■ RAW RECORDS ■
———
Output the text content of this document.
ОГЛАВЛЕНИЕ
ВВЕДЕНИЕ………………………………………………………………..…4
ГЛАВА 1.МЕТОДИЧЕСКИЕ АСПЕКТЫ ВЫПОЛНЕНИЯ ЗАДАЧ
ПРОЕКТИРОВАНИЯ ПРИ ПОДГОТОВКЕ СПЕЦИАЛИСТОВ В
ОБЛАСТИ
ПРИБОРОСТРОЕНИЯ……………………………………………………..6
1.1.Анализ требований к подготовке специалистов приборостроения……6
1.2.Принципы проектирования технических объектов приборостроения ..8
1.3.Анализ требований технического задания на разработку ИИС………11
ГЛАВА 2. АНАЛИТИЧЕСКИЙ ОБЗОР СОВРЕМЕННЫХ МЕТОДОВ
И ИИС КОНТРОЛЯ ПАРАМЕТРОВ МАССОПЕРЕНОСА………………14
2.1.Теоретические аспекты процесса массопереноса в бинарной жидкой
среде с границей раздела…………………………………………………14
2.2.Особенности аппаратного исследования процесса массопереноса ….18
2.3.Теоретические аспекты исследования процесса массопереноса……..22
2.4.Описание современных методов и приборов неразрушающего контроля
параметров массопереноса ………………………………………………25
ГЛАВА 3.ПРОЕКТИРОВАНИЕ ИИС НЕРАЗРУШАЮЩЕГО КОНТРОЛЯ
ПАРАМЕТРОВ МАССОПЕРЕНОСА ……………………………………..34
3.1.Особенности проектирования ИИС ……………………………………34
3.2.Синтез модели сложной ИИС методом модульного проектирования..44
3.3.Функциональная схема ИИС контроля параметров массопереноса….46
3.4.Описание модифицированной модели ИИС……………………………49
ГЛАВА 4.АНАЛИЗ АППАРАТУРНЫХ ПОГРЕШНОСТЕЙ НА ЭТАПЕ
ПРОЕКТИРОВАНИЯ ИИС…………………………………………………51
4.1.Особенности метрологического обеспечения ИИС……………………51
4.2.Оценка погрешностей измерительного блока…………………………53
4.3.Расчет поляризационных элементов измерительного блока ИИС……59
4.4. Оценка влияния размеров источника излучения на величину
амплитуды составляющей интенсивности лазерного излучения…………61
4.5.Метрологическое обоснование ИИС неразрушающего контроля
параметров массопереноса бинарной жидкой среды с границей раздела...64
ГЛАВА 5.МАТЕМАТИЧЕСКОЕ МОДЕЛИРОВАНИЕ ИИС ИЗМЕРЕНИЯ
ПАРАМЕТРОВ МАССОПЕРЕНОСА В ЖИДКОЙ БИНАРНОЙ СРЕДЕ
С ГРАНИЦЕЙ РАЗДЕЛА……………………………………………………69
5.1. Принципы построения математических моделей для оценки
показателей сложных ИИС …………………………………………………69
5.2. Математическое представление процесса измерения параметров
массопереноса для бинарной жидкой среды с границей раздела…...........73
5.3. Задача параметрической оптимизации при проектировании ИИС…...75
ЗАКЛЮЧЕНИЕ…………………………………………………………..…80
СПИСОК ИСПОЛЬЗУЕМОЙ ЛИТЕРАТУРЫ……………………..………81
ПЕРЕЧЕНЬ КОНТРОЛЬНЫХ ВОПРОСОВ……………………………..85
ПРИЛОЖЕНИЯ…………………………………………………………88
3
———
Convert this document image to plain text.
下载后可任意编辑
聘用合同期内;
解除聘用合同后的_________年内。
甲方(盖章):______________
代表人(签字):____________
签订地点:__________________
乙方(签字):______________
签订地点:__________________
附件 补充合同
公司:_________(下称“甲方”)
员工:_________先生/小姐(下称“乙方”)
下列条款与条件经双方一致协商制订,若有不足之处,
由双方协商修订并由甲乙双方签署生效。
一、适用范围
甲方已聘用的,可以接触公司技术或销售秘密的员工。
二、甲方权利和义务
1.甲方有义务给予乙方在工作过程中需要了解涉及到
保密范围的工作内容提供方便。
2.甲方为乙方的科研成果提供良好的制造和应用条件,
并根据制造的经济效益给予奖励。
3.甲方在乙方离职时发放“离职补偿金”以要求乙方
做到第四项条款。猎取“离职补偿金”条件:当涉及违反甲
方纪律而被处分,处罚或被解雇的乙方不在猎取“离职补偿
———
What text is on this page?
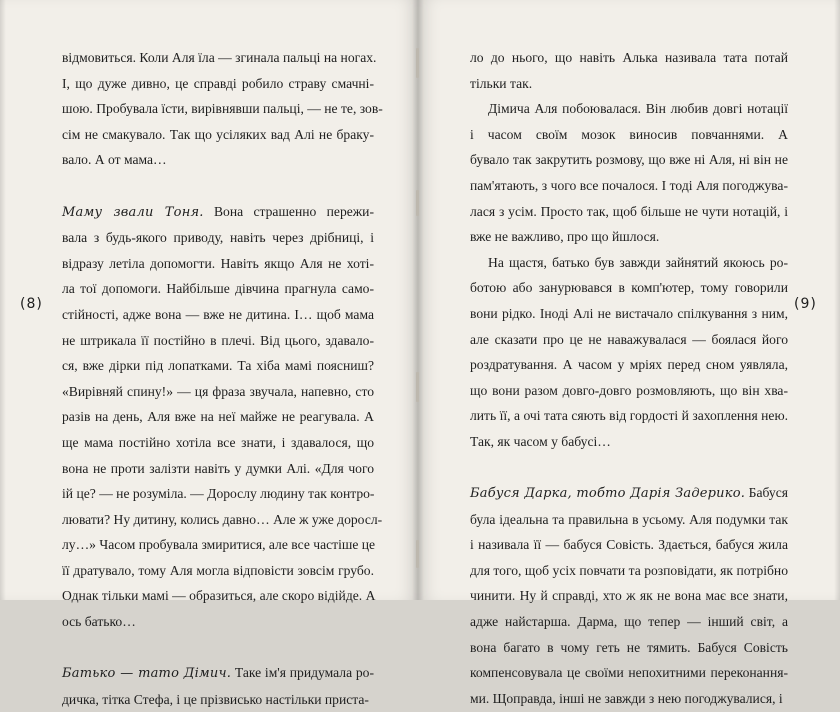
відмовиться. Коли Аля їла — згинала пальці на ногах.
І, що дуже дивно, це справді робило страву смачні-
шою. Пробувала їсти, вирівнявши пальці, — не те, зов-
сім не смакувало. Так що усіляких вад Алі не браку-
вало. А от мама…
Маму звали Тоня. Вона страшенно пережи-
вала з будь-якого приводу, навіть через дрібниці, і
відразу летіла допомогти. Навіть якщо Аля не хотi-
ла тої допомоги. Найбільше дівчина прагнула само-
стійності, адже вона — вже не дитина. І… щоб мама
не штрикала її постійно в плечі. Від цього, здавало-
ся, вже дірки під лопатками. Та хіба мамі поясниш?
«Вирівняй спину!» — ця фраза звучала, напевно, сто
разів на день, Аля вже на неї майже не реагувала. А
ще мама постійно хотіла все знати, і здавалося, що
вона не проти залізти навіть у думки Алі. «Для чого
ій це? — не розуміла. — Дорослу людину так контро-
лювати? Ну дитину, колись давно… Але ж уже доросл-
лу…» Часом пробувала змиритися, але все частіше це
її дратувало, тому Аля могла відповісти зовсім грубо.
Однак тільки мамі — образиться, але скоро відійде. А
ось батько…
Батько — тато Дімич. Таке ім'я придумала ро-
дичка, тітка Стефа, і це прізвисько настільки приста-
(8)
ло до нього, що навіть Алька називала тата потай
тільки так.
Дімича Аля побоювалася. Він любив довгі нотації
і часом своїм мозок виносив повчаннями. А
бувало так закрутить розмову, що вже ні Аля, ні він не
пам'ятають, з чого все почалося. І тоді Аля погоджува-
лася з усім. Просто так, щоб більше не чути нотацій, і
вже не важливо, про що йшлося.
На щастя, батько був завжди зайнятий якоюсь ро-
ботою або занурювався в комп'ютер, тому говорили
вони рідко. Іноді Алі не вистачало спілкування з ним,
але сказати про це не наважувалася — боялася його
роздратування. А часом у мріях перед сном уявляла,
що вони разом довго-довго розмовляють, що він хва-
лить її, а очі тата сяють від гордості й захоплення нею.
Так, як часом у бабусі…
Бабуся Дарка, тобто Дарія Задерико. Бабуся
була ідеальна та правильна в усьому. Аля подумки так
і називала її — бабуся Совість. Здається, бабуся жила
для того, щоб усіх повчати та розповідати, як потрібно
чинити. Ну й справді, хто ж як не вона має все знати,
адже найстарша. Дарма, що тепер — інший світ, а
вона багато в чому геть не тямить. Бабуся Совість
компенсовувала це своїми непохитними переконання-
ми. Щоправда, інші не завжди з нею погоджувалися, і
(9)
———
Return, from the data, each line that has the word "излучения" in it.

4.4. Оценка влияния размеров источника излучения на величину
амплитуды составляющей интенсивности лазерного излучения…………61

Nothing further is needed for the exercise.